Entries supplied:
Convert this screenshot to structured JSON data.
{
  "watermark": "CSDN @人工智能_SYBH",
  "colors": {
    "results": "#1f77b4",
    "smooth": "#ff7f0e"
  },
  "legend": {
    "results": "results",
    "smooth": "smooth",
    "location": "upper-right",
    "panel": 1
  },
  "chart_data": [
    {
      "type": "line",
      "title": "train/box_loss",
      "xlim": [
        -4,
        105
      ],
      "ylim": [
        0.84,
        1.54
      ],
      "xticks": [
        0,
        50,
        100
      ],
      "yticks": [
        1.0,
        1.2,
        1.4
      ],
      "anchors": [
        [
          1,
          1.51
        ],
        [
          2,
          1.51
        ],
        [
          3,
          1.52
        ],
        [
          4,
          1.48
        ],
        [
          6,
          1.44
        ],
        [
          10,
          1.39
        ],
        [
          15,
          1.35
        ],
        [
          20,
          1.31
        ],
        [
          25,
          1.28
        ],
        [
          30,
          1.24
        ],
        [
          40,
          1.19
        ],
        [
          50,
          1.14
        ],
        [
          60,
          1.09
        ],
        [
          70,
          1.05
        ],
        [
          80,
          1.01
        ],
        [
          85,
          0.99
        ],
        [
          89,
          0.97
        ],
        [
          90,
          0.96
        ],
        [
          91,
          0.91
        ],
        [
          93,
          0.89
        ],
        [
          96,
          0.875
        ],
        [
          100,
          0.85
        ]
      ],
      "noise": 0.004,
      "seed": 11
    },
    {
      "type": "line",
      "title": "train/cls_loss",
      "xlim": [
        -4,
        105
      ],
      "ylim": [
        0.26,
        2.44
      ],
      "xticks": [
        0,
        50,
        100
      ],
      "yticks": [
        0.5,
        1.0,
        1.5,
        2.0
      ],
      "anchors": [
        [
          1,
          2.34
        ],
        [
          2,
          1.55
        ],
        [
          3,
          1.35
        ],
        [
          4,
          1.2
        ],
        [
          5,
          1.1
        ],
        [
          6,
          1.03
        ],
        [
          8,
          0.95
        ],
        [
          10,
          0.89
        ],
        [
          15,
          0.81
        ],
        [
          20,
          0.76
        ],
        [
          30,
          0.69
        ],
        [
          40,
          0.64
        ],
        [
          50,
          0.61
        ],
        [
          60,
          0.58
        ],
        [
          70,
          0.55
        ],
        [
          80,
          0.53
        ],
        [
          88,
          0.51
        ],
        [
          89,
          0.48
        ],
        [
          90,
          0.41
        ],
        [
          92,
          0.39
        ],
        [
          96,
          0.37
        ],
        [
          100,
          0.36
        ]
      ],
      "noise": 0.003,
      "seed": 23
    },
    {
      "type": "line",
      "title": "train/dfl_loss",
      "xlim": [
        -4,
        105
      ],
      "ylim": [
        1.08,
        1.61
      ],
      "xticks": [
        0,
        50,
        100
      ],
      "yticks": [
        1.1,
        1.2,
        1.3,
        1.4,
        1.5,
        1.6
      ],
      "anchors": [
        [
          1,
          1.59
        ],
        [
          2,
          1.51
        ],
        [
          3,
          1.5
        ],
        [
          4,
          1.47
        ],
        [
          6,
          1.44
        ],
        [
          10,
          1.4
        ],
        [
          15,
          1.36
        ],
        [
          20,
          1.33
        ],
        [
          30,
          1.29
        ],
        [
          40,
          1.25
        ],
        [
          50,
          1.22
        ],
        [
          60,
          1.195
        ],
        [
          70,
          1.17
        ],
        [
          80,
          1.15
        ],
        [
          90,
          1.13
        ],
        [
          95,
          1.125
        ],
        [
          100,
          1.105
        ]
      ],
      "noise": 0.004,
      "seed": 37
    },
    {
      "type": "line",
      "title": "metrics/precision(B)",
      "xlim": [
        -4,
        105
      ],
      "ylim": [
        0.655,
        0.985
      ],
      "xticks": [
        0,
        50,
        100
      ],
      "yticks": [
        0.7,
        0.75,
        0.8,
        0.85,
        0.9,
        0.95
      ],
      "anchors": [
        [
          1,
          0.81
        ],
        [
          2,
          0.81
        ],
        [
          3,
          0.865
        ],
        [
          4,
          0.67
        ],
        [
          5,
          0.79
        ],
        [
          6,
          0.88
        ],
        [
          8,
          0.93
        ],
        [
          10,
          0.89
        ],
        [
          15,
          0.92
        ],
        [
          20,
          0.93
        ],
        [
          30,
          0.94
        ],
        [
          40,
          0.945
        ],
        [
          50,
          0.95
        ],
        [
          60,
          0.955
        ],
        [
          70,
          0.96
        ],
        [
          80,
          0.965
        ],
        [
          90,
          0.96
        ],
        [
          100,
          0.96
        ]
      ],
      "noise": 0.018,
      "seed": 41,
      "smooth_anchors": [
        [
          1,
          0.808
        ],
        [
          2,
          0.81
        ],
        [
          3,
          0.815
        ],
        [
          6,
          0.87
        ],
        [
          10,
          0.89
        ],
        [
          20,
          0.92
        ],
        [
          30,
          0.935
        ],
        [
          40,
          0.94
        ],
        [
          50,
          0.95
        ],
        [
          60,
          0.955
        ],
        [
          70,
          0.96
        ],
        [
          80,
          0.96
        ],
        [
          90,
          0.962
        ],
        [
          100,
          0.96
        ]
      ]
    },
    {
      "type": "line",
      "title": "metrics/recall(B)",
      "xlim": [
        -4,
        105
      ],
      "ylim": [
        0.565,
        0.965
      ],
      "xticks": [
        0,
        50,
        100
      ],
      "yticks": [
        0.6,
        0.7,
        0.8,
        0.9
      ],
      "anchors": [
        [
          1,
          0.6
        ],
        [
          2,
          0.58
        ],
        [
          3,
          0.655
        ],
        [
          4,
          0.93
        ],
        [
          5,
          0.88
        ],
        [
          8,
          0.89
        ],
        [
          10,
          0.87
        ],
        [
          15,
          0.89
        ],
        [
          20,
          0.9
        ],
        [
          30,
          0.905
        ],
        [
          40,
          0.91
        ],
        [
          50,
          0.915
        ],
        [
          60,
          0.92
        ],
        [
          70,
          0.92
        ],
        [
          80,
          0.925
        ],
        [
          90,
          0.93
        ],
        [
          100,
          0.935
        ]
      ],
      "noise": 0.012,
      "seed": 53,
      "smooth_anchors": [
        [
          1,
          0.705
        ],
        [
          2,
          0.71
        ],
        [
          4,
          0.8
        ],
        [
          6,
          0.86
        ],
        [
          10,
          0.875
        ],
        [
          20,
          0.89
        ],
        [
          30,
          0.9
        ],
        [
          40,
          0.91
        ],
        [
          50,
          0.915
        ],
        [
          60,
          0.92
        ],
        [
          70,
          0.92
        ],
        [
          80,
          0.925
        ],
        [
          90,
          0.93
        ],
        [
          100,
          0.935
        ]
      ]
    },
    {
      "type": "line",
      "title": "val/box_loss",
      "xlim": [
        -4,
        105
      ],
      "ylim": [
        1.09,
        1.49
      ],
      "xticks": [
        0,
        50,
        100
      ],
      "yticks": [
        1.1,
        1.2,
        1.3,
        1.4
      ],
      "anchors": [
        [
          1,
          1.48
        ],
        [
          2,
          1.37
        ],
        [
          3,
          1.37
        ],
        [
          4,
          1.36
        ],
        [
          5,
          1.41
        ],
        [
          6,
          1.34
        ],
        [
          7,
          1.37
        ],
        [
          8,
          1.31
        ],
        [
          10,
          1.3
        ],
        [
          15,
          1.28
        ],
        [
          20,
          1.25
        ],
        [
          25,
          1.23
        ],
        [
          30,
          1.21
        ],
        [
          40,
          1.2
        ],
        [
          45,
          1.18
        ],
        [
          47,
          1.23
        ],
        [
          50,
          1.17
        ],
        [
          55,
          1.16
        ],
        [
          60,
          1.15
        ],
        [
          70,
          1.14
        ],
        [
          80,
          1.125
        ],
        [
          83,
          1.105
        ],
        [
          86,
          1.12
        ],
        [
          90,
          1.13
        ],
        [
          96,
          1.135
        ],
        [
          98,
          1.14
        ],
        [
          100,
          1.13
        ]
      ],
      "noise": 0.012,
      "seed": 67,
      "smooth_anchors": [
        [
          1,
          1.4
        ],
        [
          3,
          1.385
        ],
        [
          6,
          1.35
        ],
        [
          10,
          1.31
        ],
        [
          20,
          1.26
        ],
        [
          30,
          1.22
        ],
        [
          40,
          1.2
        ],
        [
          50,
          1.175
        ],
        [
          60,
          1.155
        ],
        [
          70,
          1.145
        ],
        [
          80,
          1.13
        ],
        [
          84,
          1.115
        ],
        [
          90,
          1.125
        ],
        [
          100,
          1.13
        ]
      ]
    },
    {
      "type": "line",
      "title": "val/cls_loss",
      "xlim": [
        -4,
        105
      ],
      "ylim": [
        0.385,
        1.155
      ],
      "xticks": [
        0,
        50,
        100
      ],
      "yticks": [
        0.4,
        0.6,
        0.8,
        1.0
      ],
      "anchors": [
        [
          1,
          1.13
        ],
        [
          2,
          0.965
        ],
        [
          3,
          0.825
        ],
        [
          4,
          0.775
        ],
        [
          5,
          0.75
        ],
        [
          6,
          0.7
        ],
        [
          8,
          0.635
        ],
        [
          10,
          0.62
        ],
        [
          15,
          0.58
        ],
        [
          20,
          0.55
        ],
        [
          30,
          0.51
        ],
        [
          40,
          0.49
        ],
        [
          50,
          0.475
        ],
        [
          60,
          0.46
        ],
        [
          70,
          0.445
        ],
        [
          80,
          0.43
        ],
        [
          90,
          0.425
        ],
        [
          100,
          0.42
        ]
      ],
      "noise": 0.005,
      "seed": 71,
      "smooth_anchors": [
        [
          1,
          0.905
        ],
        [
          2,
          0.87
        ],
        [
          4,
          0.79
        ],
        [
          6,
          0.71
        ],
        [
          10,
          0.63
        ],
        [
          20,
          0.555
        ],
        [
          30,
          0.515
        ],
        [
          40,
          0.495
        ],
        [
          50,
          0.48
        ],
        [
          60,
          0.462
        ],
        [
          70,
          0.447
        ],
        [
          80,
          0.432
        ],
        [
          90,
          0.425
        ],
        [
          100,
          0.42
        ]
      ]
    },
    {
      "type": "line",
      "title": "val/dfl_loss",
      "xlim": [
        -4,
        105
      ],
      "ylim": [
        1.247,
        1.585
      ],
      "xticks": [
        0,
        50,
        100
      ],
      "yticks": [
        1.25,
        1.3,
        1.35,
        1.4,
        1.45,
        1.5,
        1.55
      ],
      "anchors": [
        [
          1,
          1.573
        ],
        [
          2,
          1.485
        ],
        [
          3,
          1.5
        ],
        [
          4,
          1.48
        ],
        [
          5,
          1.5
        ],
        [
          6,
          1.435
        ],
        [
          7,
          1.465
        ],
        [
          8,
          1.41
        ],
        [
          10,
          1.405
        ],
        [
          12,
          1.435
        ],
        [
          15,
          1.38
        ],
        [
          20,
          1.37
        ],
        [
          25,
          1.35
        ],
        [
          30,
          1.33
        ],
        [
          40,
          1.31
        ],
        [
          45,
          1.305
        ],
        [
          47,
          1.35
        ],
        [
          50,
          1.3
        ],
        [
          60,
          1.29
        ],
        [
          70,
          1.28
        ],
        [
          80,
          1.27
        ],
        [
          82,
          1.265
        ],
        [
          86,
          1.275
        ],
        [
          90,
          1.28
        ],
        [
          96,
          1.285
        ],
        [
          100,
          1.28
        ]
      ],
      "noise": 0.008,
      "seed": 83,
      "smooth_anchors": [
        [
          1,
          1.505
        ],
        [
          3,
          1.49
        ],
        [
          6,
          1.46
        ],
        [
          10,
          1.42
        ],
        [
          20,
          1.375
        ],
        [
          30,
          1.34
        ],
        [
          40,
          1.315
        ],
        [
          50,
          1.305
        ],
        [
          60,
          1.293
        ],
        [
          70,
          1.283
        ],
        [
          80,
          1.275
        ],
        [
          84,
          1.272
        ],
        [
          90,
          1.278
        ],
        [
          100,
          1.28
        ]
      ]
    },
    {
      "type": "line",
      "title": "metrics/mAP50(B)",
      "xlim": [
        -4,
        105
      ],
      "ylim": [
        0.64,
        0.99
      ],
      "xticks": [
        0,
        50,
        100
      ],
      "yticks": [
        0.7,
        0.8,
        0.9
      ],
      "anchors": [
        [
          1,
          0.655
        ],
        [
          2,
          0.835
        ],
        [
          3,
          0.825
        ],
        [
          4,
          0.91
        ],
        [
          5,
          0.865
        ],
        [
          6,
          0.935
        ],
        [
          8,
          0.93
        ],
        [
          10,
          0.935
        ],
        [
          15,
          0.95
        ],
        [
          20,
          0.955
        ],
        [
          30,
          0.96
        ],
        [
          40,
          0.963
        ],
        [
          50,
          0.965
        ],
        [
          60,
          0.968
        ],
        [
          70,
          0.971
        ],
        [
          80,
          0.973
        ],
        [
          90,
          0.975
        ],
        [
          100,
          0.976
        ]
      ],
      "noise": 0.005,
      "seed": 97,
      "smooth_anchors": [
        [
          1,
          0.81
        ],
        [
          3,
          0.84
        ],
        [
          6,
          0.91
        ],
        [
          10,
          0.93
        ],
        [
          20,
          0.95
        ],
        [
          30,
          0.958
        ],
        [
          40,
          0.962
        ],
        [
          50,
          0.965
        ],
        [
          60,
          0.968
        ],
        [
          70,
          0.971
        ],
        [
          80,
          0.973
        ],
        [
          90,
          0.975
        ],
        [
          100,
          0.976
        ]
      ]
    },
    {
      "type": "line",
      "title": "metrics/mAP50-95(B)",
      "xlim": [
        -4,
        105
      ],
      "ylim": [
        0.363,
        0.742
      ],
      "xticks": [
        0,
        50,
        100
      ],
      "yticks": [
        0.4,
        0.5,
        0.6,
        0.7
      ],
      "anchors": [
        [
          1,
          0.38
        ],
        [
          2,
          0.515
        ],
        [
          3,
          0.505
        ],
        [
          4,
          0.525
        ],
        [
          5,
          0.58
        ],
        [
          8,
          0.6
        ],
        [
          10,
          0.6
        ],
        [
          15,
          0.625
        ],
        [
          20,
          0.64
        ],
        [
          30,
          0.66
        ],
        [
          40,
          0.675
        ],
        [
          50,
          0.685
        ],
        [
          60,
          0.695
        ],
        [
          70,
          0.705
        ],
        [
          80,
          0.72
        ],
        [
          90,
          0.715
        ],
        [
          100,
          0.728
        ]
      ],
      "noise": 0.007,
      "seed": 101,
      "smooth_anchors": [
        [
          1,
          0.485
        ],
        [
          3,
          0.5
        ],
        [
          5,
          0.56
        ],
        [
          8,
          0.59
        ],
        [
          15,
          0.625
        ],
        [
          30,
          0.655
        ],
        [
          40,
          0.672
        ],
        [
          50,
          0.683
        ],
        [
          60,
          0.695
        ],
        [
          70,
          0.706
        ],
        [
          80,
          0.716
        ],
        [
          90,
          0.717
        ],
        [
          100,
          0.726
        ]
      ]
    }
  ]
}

Prompt: Copy all lines above containing the string "train".

Reply to the task:
      "title": "train/box_loss",
      "title": "train/cls_loss",
      "title": "train/dfl_loss",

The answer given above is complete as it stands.